- _Work to be completed_
Print the entries from the first one up to and including the line containing "legend-text: 104 <box>215 783 240 798</box>", keeping each line identical to the original.

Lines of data
==*==
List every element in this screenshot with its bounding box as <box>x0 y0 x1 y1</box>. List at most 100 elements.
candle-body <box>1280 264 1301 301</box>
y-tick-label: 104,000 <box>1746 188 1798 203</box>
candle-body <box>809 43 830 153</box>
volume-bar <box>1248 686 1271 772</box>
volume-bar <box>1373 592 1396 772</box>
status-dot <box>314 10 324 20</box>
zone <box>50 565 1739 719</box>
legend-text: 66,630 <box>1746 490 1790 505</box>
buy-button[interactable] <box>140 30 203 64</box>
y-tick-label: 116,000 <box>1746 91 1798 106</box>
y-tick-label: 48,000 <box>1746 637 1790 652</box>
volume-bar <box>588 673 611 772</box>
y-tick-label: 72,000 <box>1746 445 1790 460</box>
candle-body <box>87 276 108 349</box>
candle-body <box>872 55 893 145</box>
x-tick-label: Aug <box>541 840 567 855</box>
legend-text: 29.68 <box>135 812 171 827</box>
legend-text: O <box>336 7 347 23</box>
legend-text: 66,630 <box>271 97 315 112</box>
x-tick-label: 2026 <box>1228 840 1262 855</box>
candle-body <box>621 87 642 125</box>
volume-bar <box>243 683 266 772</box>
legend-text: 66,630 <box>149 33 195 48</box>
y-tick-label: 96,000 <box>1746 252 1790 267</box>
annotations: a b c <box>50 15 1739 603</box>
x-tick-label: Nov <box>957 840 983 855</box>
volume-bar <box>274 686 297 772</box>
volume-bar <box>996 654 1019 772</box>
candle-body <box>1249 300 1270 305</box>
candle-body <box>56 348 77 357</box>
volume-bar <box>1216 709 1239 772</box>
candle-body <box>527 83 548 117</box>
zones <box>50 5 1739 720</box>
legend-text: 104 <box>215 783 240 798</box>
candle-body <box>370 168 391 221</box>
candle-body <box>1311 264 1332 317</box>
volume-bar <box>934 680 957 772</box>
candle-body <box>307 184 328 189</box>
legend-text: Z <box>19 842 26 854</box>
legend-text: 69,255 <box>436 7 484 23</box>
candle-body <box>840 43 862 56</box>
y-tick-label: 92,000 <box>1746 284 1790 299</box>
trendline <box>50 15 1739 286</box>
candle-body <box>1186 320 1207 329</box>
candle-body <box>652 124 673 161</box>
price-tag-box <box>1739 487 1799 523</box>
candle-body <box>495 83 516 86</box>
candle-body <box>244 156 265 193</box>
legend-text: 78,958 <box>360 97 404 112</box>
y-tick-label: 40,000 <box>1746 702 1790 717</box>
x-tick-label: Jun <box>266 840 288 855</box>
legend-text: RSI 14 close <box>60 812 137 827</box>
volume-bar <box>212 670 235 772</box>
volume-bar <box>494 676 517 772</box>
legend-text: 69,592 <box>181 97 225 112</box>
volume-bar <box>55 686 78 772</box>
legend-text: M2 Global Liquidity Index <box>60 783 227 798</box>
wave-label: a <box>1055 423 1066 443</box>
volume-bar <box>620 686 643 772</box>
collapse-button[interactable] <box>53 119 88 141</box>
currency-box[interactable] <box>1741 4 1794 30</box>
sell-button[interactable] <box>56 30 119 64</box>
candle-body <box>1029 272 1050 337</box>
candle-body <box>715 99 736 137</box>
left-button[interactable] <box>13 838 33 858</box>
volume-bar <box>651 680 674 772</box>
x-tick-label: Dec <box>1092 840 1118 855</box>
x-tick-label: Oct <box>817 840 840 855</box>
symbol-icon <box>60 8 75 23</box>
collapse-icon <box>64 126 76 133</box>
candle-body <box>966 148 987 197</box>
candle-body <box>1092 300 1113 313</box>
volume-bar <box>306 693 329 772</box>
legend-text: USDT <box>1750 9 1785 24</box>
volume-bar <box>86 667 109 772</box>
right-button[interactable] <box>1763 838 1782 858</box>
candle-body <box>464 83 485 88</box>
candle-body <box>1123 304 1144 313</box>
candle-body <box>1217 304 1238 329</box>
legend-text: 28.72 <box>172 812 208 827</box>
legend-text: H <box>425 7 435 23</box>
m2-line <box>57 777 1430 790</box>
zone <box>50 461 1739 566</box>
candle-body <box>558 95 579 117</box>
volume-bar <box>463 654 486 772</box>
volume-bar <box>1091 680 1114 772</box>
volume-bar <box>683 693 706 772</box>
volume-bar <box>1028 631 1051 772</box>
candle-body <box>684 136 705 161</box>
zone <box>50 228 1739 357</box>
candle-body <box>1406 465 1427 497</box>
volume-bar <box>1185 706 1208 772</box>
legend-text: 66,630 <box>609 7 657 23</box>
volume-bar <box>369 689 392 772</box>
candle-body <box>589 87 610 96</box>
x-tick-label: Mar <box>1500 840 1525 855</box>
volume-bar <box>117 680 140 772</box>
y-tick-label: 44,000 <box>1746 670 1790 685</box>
==*==
- _Answer to this problem_
List every element in this screenshot with its bounding box as <box>x0 y0 x1 y1</box>. List at most 100 elements.
candle-body <box>1280 264 1301 301</box>
y-tick-label: 104,000 <box>1746 188 1798 203</box>
candle-body <box>809 43 830 153</box>
volume-bar <box>1248 686 1271 772</box>
volume-bar <box>1373 592 1396 772</box>
status-dot <box>314 10 324 20</box>
zone <box>50 565 1739 719</box>
legend-text: 66,630 <box>1746 490 1790 505</box>
buy-button[interactable] <box>140 30 203 64</box>
y-tick-label: 116,000 <box>1746 91 1798 106</box>
y-tick-label: 48,000 <box>1746 637 1790 652</box>
volume-bar <box>588 673 611 772</box>
y-tick-label: 72,000 <box>1746 445 1790 460</box>
candle-body <box>87 276 108 349</box>
candle-body <box>872 55 893 145</box>
x-tick-label: Aug <box>541 840 567 855</box>
legend-text: 29.68 <box>135 812 171 827</box>
legend-text: O <box>336 7 347 23</box>
legend-text: 66,630 <box>271 97 315 112</box>
x-tick-label: 2026 <box>1228 840 1262 855</box>
candle-body <box>621 87 642 125</box>
volume-bar <box>243 683 266 772</box>
legend-text: 66,630 <box>149 33 195 48</box>
y-tick-label: 96,000 <box>1746 252 1790 267</box>
annotations: a b c <box>50 15 1739 603</box>
x-tick-label: Nov <box>957 840 983 855</box>
volume-bar <box>274 686 297 772</box>
volume-bar <box>996 654 1019 772</box>
candle-body <box>1249 300 1270 305</box>
candle-body <box>56 348 77 357</box>
volume-bar <box>1216 709 1239 772</box>
candle-body <box>527 83 548 117</box>
zones <box>50 5 1739 720</box>
legend-text: 104 <box>215 783 240 798</box>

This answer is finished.